▶ [GIVEN INSTRUCTION]: Count the lines that hold the string "know". Reply with the number alone.

[Records excerpted from a collection]
↓↓↓

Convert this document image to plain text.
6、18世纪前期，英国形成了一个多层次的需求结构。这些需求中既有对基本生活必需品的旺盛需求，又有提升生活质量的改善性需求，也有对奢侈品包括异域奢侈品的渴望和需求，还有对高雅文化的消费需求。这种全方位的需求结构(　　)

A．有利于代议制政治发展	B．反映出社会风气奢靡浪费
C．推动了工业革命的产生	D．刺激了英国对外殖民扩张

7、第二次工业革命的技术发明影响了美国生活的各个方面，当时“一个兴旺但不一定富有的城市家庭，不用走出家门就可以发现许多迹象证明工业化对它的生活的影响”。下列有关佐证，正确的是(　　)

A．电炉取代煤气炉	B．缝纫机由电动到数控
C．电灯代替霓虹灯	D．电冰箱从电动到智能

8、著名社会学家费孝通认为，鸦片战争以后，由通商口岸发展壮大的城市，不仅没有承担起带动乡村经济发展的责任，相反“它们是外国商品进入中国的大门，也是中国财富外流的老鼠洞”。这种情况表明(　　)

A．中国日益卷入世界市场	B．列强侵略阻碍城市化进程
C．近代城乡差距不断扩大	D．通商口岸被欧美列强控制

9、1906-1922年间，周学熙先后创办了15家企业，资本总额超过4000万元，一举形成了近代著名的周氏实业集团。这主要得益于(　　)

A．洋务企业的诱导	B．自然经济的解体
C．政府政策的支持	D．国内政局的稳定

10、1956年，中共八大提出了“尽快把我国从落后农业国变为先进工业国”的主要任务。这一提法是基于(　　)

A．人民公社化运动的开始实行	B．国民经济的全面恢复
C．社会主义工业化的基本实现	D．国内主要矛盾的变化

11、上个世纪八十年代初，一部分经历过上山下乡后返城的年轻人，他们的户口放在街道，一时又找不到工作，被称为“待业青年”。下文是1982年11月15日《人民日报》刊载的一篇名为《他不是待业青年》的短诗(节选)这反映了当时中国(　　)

↑↑↑
↓↓↓

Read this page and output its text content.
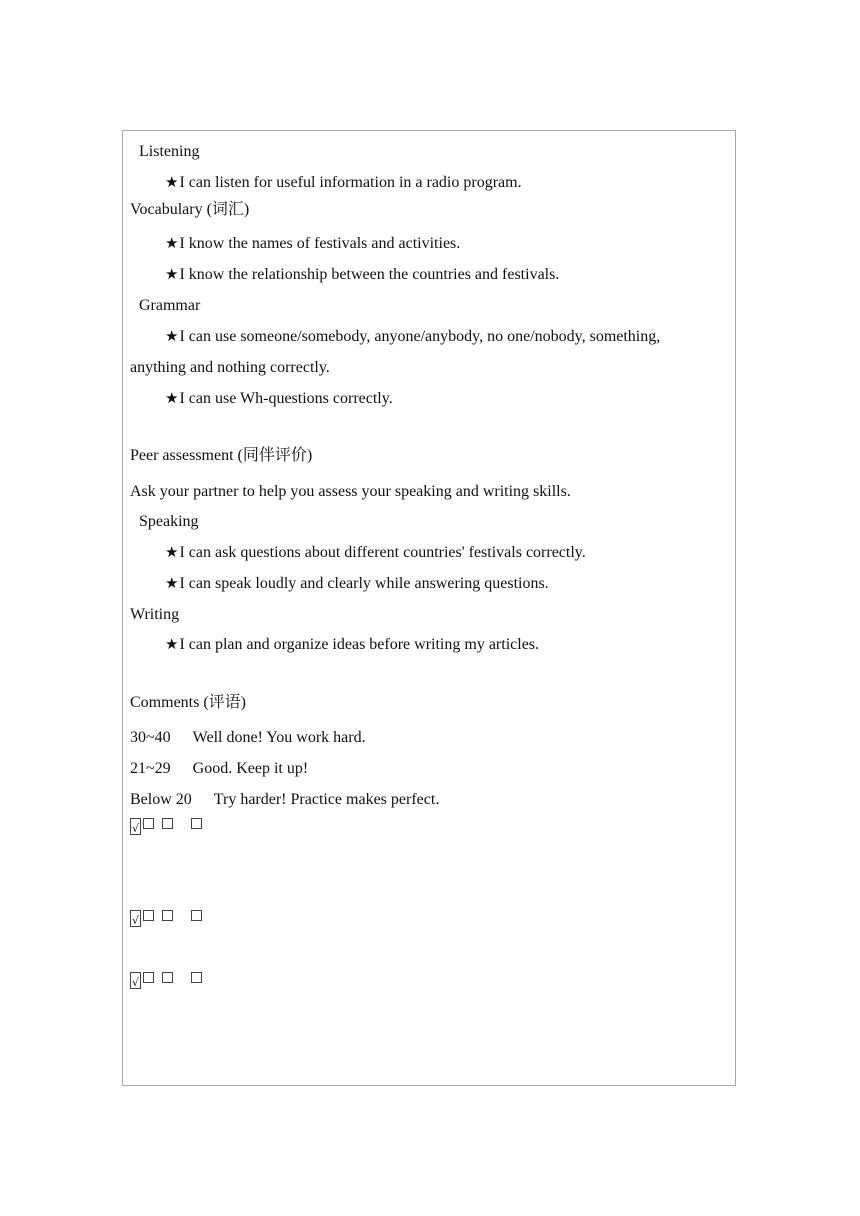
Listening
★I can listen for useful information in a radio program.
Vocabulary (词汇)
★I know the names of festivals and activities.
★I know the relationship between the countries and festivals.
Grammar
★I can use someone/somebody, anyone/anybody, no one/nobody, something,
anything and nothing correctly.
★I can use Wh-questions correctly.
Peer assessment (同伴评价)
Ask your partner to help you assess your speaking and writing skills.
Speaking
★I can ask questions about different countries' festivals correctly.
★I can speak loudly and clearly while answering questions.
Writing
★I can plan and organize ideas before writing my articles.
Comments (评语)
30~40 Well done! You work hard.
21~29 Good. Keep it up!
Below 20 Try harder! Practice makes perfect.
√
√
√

↑↑↑

▶ [TASK RESULT]: 2